### Set problem
Return every entry exactly as written.

### Data section
+--
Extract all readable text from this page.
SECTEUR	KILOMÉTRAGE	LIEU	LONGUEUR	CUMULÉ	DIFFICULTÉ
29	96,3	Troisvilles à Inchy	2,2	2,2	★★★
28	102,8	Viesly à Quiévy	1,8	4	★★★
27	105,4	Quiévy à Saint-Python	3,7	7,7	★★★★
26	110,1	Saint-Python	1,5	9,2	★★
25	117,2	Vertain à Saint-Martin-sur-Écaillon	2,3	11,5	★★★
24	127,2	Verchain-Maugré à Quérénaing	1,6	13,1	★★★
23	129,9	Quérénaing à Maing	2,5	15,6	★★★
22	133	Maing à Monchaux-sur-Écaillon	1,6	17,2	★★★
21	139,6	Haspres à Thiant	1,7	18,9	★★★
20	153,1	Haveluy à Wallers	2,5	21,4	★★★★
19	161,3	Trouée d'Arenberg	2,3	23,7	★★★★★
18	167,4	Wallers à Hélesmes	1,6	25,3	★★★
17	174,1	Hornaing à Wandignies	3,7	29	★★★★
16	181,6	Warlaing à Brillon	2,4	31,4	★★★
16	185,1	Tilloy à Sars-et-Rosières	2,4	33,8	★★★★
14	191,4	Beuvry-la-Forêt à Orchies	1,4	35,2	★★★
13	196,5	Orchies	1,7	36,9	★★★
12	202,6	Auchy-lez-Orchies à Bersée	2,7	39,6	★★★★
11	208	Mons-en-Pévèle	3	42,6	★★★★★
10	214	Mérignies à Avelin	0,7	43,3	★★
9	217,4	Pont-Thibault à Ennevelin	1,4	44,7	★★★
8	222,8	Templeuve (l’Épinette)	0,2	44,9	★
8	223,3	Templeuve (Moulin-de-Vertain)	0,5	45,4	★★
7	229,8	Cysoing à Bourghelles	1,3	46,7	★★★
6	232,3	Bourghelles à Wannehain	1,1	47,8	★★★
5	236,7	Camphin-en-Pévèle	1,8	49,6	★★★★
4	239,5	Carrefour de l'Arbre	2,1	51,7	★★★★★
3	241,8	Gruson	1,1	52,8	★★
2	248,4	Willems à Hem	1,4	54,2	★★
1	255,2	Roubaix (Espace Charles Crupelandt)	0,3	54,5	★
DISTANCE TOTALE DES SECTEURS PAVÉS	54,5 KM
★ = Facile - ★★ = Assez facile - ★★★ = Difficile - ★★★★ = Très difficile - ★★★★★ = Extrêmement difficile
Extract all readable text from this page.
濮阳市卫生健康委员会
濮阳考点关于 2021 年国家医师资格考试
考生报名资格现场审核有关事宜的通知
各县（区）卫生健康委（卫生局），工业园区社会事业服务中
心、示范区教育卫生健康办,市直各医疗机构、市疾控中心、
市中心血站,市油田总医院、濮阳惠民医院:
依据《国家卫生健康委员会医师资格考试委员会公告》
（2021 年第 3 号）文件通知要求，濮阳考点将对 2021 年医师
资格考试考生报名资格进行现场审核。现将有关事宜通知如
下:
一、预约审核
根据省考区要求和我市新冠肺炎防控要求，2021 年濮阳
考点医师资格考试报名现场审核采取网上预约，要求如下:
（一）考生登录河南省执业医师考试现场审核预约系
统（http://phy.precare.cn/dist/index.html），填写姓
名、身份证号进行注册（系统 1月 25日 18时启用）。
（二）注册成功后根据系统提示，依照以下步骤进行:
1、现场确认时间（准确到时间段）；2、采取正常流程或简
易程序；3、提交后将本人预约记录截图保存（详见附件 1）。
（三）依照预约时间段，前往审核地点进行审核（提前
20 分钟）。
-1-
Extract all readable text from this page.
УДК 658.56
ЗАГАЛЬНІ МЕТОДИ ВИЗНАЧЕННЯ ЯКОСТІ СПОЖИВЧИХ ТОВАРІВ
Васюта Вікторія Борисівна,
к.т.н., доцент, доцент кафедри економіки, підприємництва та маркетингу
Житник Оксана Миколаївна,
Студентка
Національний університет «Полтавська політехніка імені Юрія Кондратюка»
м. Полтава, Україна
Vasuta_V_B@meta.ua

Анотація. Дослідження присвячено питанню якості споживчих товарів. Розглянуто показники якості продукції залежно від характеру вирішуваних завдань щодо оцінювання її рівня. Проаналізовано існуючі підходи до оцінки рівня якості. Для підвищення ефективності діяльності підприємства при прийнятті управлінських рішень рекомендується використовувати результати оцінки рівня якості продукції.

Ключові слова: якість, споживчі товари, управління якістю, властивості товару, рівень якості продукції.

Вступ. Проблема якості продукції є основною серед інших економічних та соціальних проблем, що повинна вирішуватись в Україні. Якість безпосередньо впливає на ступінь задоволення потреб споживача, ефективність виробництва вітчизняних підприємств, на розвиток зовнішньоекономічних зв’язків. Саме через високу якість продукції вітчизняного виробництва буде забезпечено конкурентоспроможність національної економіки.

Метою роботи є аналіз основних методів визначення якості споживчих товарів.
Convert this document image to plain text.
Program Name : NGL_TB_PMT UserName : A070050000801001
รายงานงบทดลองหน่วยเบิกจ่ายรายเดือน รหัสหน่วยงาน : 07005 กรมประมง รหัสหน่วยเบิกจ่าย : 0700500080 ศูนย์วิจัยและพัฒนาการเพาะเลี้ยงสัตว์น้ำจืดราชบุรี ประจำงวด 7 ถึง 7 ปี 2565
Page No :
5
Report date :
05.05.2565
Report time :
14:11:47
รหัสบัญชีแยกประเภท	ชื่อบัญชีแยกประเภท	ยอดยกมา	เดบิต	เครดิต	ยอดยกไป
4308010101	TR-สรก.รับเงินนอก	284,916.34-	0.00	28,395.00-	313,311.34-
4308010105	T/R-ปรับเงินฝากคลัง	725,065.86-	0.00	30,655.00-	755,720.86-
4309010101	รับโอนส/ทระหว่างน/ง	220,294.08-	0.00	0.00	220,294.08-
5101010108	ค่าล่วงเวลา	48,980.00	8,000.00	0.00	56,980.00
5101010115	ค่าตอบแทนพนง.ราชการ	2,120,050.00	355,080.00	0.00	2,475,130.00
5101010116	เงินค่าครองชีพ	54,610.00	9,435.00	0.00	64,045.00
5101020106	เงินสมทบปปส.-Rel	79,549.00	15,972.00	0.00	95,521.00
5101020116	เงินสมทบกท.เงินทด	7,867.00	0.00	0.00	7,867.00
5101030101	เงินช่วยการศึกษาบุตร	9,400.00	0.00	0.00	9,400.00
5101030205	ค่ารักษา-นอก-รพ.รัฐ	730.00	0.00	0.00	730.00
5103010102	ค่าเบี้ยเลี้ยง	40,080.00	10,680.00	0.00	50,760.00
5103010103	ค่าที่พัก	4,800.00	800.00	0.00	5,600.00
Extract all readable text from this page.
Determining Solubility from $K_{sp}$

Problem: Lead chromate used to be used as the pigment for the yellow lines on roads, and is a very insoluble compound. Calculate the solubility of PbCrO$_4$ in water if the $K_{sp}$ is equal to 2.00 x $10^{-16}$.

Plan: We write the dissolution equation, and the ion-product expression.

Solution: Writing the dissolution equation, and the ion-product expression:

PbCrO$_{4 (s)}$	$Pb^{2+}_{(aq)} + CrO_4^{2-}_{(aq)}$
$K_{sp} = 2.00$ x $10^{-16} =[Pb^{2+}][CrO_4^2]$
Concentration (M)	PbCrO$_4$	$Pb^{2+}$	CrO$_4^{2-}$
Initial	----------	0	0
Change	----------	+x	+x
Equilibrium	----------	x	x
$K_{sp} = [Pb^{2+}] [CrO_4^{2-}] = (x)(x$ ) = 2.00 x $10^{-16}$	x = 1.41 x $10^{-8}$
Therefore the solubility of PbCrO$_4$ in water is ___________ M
+--
### Output below
Extract all readable text from this page.
SECTEUR	KILOMÉTRAGE	LIEU	LONGUEUR	CUMULÉ	DIFFICULTÉ
29	96,3	Troisvilles à Inchy	2,2	2,2	★★★
28	102,8	Viesly à Quiévy	1,8	4	★★★
27	105,4	Quiévy à Saint-Python	3,7	7,7	★★★★
26	110,1	Saint-Python	1,5	9,2	★★
25	117,2	Vertain à Saint-Martin-sur-Écaillon	2,3	11,5	★★★
24	127,2	Verchain-Maugré à Quérénaing	1,6	13,1	★★★
23	129,9	Quérénaing à Maing	2,5	15,6	★★★
22	133	Maing à Monchaux-sur-Écaillon	1,6	17,2	★★★
21	139,6	Haspres à Thiant	1,7	18,9	★★★
20	153,1	Haveluy à Wallers	2,5	21,4	★★★★
19	161,3	Trouée d'Arenberg	2,3	23,7	★★★★★
18	167,4	Wallers à Hélesmes	1,6	25,3	★★★
17	174,1	Hornaing à Wandignies	3,7	29	★★★★
16	181,6	Warlaing à Brillon	2,4	31,4	★★★
16	185,1	Tilloy à Sars-et-Rosières	2,4	33,8	★★★★
14	191,4	Beuvry-la-Forêt à Orchies	1,4	35,2	★★★
13	196,5	Orchies	1,7	36,9	★★★
12	202,6	Auchy-lez-Orchies à Bersée	2,7	39,6	★★★★
11	208	Mons-en-Pévèle	3	42,6	★★★★★
10	214	Mérignies à Avelin	0,7	43,3	★★
9	217,4	Pont-Thibault à Ennevelin	1,4	44,7	★★★
8	222,8	Templeuve (l’Épinette)	0,2	44,9	★
8	223,3	Templeuve (Moulin-de-Vertain)	0,5	45,4	★★
7	229,8	Cysoing à Bourghelles	1,3	46,7	★★★
6	232,3	Bourghelles à Wannehain	1,1	47,8	★★★
5	236,7	Camphin-en-Pévèle	1,8	49,6	★★★★
4	239,5	Carrefour de l'Arbre	2,1	51,7	★★★★★
3	241,8	Gruson	1,1	52,8	★★
2	248,4	Willems à Hem	1,4	54,2	★★
1	255,2	Roubaix (Espace Charles Crupelandt)	0,3	54,5	★
DISTANCE TOTALE DES SECTEURS PAVÉS	54,5 KM
★ = Facile - ★★ = Assez facile - ★★★ = Difficile - ★★★★ = Très difficile - ★★★★★ = Extrêmement difficile
Extract all readable text from this page.
濮阳市卫生健康委员会
濮阳考点关于 2021 年国家医师资格考试
考生报名资格现场审核有关事宜的通知
各县（区）卫生健康委（卫生局），工业园区社会事业服务中
心、示范区教育卫生健康办,市直各医疗机构、市疾控中心、
市中心血站,市油田总医院、濮阳惠民医院:
依据《国家卫生健康委员会医师资格考试委员会公告》
（2021 年第 3 号）文件通知要求，濮阳考点将对 2021 年医师
资格考试考生报名资格进行现场审核。现将有关事宜通知如
下:
一、预约审核
根据省考区要求和我市新冠肺炎防控要求，2021 年濮阳
考点医师资格考试报名现场审核采取网上预约，要求如下:
（一）考生登录河南省执业医师考试现场审核预约系
统（http://phy.precare.cn/dist/index.html），填写姓
名、身份证号进行注册（系统 1月 25日 18时启用）。
（二）注册成功后根据系统提示，依照以下步骤进行:
1、现场确认时间（准确到时间段）；2、采取正常流程或简
易程序；3、提交后将本人预约记录截图保存（详见附件 1）。
（三）依照预约时间段，前往审核地点进行审核（提前
20 分钟）。
-1-
Extract all readable text from this page.
УДК 658.56
ЗАГАЛЬНІ МЕТОДИ ВИЗНАЧЕННЯ ЯКОСТІ СПОЖИВЧИХ ТОВАРІВ
Васюта Вікторія Борисівна,
к.т.н., доцент, доцент кафедри економіки, підприємництва та маркетингу
Житник Оксана Миколаївна,
Студентка
Національний університет «Полтавська політехніка імені Юрія Кондратюка»
м. Полтава, Україна
Vasuta_V_B@meta.ua

Анотація. Дослідження присвячено питанню якості споживчих товарів. Розглянуто показники якості продукції залежно від характеру вирішуваних завдань щодо оцінювання її рівня. Проаналізовано існуючі підходи до оцінки рівня якості. Для підвищення ефективності діяльності підприємства при прийнятті управлінських рішень рекомендується використовувати результати оцінки рівня якості продукції.

Ключові слова: якість, споживчі товари, управління якістю, властивості товару, рівень якості продукції.

Вступ. Проблема якості продукції є основною серед інших економічних та соціальних проблем, що повинна вирішуватись в Україні. Якість безпосередньо впливає на ступінь задоволення потреб споживача, ефективність виробництва вітчизняних підприємств, на розвиток зовнішньоекономічних зв’язків. Саме через високу якість продукції вітчизняного виробництва буде забезпечено конкурентоспроможність національної економіки.

Метою роботи є аналіз основних методів визначення якості споживчих товарів.
Convert this document image to plain text.
Program Name : NGL_TB_PMT UserName : A070050000801001
รายงานงบทดลองหน่วยเบิกจ่ายรายเดือน รหัสหน่วยงาน : 07005 กรมประมง รหัสหน่วยเบิกจ่าย : 0700500080 ศูนย์วิจัยและพัฒนาการเพาะเลี้ยงสัตว์น้ำจืดราชบุรี ประจำงวด 7 ถึง 7 ปี 2565
Page No :
5
Report date :
05.05.2565
Report time :
14:11:47
รหัสบัญชีแยกประเภท	ชื่อบัญชีแยกประเภท	ยอดยกมา	เดบิต	เครดิต	ยอดยกไป
4308010101	TR-สรก.รับเงินนอก	284,916.34-	0.00	28,395.00-	313,311.34-
4308010105	T/R-ปรับเงินฝากคลัง	725,065.86-	0.00	30,655.00-	755,720.86-
4309010101	รับโอนส/ทระหว่างน/ง	220,294.08-	0.00	0.00	220,294.08-
5101010108	ค่าล่วงเวลา	48,980.00	8,000.00	0.00	56,980.00
5101010115	ค่าตอบแทนพนง.ราชการ	2,120,050.00	355,080.00	0.00	2,475,130.00
5101010116	เงินค่าครองชีพ	54,610.00	9,435.00	0.00	64,045.00
5101020106	เงินสมทบปปส.-Rel	79,549.00	15,972.00	0.00	95,521.00
5101020116	เงินสมทบกท.เงินทด	7,867.00	0.00	0.00	7,867.00
5101030101	เงินช่วยการศึกษาบุตร	9,400.00	0.00	0.00	9,400.00
5101030205	ค่ารักษา-นอก-รพ.รัฐ	730.00	0.00	0.00	730.00
5103010102	ค่าเบี้ยเลี้ยง	40,080.00	10,680.00	0.00	50,760.00
5103010103	ค่าที่พัก	4,800.00	800.00	0.00	5,600.00
Extract all readable text from this page.
Determining Solubility from $K_{sp}$

Problem: Lead chromate used to be used as the pigment for the yellow lines on roads, and is a very insoluble compound. Calculate the solubility of PbCrO$_4$ in water if the $K_{sp}$ is equal to 2.00 x $10^{-16}$.

Plan: We write the dissolution equation, and the ion-product expression.

Solution: Writing the dissolution equation, and the ion-product expression:

PbCrO$_{4 (s)}$	$Pb^{2+}_{(aq)} + CrO_4^{2-}_{(aq)}$
$K_{sp} = 2.00$ x $10^{-16} =[Pb^{2+}][CrO_4^2]$
Concentration (M)	PbCrO$_4$	$Pb^{2+}$	CrO$_4^{2-}$
Initial	----------	0	0
Change	----------	+x	+x
Equilibrium	----------	x	x
$K_{sp} = [Pb^{2+}] [CrO_4^{2-}] = (x)(x$ ) = 2.00 x $10^{-16}$	x = 1.41 x $10^{-8}$
Therefore the solubility of PbCrO$_4$ in water is ___________ M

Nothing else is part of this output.